### MATERIAL FOR THIS TASK

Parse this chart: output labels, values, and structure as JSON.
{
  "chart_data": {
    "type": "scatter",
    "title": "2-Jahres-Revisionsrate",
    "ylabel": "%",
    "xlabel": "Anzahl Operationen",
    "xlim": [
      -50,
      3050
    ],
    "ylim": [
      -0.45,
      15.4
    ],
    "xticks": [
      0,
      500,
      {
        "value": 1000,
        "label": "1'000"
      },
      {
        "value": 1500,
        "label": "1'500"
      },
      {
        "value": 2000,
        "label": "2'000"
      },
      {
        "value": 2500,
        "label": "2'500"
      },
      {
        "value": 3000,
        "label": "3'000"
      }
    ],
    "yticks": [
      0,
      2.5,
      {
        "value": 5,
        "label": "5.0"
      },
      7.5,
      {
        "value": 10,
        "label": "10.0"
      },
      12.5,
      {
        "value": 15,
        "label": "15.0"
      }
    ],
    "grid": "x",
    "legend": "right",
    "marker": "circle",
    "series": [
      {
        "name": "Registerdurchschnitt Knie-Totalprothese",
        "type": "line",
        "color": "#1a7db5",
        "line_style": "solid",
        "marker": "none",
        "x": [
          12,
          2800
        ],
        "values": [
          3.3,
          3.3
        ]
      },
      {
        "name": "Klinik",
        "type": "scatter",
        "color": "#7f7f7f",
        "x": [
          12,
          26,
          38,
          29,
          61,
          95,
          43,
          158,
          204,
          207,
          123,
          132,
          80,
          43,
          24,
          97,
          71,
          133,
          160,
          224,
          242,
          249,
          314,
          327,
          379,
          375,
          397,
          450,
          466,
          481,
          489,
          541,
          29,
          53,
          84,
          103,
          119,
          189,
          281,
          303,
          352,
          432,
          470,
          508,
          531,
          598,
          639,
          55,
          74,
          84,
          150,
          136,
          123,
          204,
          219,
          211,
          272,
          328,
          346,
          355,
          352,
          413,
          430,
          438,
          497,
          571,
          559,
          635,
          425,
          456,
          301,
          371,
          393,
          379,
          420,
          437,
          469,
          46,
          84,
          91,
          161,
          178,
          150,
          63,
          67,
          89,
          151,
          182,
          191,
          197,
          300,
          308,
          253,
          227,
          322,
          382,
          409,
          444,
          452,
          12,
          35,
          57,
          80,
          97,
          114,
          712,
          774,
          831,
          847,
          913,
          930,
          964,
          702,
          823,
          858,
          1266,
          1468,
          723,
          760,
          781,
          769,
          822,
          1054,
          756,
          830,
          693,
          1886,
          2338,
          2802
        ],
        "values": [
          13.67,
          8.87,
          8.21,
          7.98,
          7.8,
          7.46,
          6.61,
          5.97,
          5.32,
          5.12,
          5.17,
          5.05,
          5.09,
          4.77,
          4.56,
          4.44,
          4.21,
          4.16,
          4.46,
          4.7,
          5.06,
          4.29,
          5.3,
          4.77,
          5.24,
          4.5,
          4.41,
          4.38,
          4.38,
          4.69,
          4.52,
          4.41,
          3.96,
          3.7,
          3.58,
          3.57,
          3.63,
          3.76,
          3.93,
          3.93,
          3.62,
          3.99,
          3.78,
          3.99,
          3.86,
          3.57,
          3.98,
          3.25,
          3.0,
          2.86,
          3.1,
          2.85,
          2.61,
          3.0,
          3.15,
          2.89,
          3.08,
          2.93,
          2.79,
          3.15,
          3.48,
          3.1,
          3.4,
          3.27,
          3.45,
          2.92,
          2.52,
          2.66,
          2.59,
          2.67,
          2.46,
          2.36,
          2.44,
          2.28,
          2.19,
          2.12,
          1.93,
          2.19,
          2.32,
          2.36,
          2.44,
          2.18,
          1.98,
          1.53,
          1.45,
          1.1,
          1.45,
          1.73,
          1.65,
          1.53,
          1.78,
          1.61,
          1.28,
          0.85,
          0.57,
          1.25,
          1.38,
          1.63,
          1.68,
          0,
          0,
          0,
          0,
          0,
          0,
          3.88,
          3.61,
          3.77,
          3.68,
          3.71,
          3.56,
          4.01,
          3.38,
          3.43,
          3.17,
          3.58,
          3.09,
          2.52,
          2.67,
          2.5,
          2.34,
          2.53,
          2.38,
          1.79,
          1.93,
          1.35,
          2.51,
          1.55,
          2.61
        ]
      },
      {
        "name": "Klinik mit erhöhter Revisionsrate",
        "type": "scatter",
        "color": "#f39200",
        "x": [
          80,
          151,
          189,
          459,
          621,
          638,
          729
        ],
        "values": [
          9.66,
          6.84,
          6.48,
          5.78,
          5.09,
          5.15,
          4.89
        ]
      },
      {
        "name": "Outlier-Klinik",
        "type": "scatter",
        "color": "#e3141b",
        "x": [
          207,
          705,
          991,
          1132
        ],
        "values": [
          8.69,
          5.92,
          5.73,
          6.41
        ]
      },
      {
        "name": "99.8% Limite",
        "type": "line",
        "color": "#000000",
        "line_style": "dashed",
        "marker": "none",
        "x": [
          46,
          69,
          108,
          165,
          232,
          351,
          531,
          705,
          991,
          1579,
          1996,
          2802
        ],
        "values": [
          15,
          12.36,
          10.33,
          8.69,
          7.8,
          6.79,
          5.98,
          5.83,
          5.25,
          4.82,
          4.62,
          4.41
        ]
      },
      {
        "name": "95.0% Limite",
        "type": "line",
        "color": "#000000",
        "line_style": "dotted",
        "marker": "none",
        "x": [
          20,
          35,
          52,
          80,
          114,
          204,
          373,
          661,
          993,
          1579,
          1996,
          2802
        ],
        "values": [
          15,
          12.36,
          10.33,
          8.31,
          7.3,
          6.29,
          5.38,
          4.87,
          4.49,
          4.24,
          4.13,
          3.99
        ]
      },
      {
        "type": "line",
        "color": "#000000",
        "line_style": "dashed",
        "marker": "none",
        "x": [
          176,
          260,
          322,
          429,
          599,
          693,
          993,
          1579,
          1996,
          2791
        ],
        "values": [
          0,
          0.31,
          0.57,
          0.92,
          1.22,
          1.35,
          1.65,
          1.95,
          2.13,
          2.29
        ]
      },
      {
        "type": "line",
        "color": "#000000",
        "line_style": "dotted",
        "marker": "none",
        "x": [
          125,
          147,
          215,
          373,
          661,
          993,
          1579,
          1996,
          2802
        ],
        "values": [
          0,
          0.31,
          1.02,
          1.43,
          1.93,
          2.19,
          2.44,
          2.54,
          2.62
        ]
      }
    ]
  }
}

### WHAT IS REQUIRED
Without changing a word, restate the whole listing.

### ANSWER TO THE EXERCISE
Parse this chart: output labels, values, and structure as JSON.
{
  "chart_data": {
    "type": "scatter",
    "title": "2-Jahres-Revisionsrate",
    "ylabel": "%",
    "xlabel": "Anzahl Operationen",
    "xlim": [
      -50,
      3050
    ],
    "ylim": [
      -0.45,
      15.4
    ],
    "xticks": [
      0,
      500,
      {
        "value": 1000,
        "label": "1'000"
      },
      {
        "value": 1500,
        "label": "1'500"
      },
      {
        "value": 2000,
        "label": "2'000"
      },
      {
        "value": 2500,
        "label": "2'500"
      },
      {
        "value": 3000,
        "label": "3'000"
      }
    ],
    "yticks": [
      0,
      2.5,
      {
        "value": 5,
        "label": "5.0"
      },
      7.5,
      {
        "value": 10,
        "label": "10.0"
      },
      12.5,
      {
        "value": 15,
        "label": "15.0"
      }
    ],
    "grid": "x",
    "legend": "right",
    "marker": "circle",
    "series": [
      {
        "name": "Registerdurchschnitt Knie-Totalprothese",
        "type": "line",
        "color": "#1a7db5",
        "line_style": "solid",
        "marker": "none",
        "x": [
          12,
          2800
        ],
        "values": [
          3.3,
          3.3
        ]
      },
      {
        "name": "Klinik",
        "type": "scatter",
        "color": "#7f7f7f",
        "x": [
          12,
          26,
          38,
          29,
          61,
          95,
          43,
          158,
          204,
          207,
          123,
          132,
          80,
          43,
          24,
          97,
          71,
          133,
          160,
          224,
          242,
          249,
          314,
          327,
          379,
          375,
          397,
          450,
          466,
          481,
          489,
          541,
          29,
          53,
          84,
          103,
          119,
          189,
          281,
          303,
          352,
          432,
          470,
          508,
          531,
          598,
          639,
          55,
          74,
          84,
          150,
          136,
          123,
          204,
          219,
          211,
          272,
          328,
          346,
          355,
          352,
          413,
          430,
          438,
          497,
          571,
          559,
          635,
          425,
          456,
          301,
          371,
          393,
          379,
          420,
          437,
          469,
          46,
          84,
          91,
          161,
          178,
          150,
          63,
          67,
          89,
          151,
          182,
          191,
          197,
          300,
          308,
          253,
          227,
          322,
          382,
          409,
          444,
          452,
          12,
          35,
          57,
          80,
          97,
          114,
          712,
          774,
          831,
          847,
          913,
          930,
          964,
          702,
          823,
          858,
          1266,
          1468,
          723,
          760,
          781,
          769,
          822,
          1054,
          756,
          830,
          693,
          1886,
          2338,
          2802
        ],
        "values": [
          13.67,
          8.87,
          8.21,
          7.98,
          7.8,
          7.46,
          6.61,
          5.97,
          5.32,
          5.12,
          5.17,
          5.05,
          5.09,
          4.77,
          4.56,
          4.44,
          4.21,
          4.16,
          4.46,
          4.7,
          5.06,
          4.29,
          5.3,
          4.77,
          5.24,
          4.5,
          4.41,
          4.38,
          4.38,
          4.69,
          4.52,
          4.41,
          3.96,
          3.7,
          3.58,
          3.57,
          3.63,
          3.76,
          3.93,
          3.93,
          3.62,
          3.99,
          3.78,
          3.99,
          3.86,
          3.57,
          3.98,
          3.25,
          3.0,
          2.86,
          3.1,
          2.85,
          2.61,
          3.0,
          3.15,
          2.89,
          3.08,
          2.93,
          2.79,
          3.15,
          3.48,
          3.1,
          3.4,
          3.27,
          3.45,
          2.92,
          2.52,
          2.66,
          2.59,
          2.67,
          2.46,
          2.36,
          2.44,
          2.28,
          2.19,
          2.12,
          1.93,
          2.19,
          2.32,
          2.36,
          2.44,
          2.18,
          1.98,
          1.53,
          1.45,
          1.1,
          1.45,
          1.73,
          1.65,
          1.53,
          1.78,
          1.61,
          1.28,
          0.85,
          0.57,
          1.25,
          1.38,
          1.63,
          1.68,
          0,
          0,
          0,
          0,
          0,
          0,
          3.88,
          3.61,
          3.77,
          3.68,
          3.71,
          3.56,
          4.01,
          3.38,
          3.43,
          3.17,
          3.58,
          3.09,
          2.52,
          2.67,
          2.5,
          2.34,
          2.53,
          2.38,
          1.79,
          1.93,
          1.35,
          2.51,
          1.55,
          2.61
        ]
      },
      {
        "name": "Klinik mit erhöhter Revisionsrate",
        "type": "scatter",
        "color": "#f39200",
        "x": [
          80,
          151,
          189,
          459,
          621,
          638,
          729
        ],
        "values": [
          9.66,
          6.84,
          6.48,
          5.78,
          5.09,
          5.15,
          4.89
        ]
      },
      {
        "name": "Outlier-Klinik",
        "type": "scatter",
        "color": "#e3141b",
        "x": [
          207,
          705,
          991,
          1132
        ],
        "values": [
          8.69,
          5.92,
          5.73,
          6.41
        ]
      },
      {
        "name": "99.8% Limite",
        "type": "line",
        "color": "#000000",
        "line_style": "dashed",
        "marker": "none",
        "x": [
          46,
          69,
          108,
          165,
          232,
          351,
          531,
          705,
          991,
          1579,
          1996,
          2802
        ],
        "values": [
          15,
          12.36,
          10.33,
          8.69,
          7.8,
          6.79,
          5.98,
          5.83,
          5.25,
          4.82,
          4.62,
          4.41
        ]
      },
      {
        "name": "95.0% Limite",
        "type": "line",
        "color": "#000000",
        "line_style": "dotted",
        "marker": "none",
        "x": [
          20,
          35,
          52,
          80,
          114,
          204,
          373,
          661,
          993,
          1579,
          1996,
          2802
        ],
        "values": [
          15,
          12.36,
          10.33,
          8.31,
          7.3,
          6.29,
          5.38,
          4.87,
          4.49,
          4.24,
          4.13,
          3.99
        ]
      },
      {
        "type": "line",
        "color": "#000000",
        "line_style": "dashed",
        "marker": "none",
        "x": [
          176,
          260,
          322,
          429,
          599,
          693,
          993,
          1579,
          1996,
          2791
        ],
        "values": [
          0,
          0.31,
          0.57,
          0.92,
          1.22,
          1.35,
          1.65,
          1.95,
          2.13,
          2.29
        ]
      },
      {
        "type": "line",
        "color": "#000000",
        "line_style": "dotted",
        "marker": "none",
        "x": [
          125,
          147,
          215,
          373,
          661,
          993,
          1579,
          1996,
          2802
        ],
        "values": [
          0,
          0.31,
          1.02,
          1.43,
          1.93,
          2.19,
          2.44,
          2.54,
          2.62
        ]
      }
    ]
  }
}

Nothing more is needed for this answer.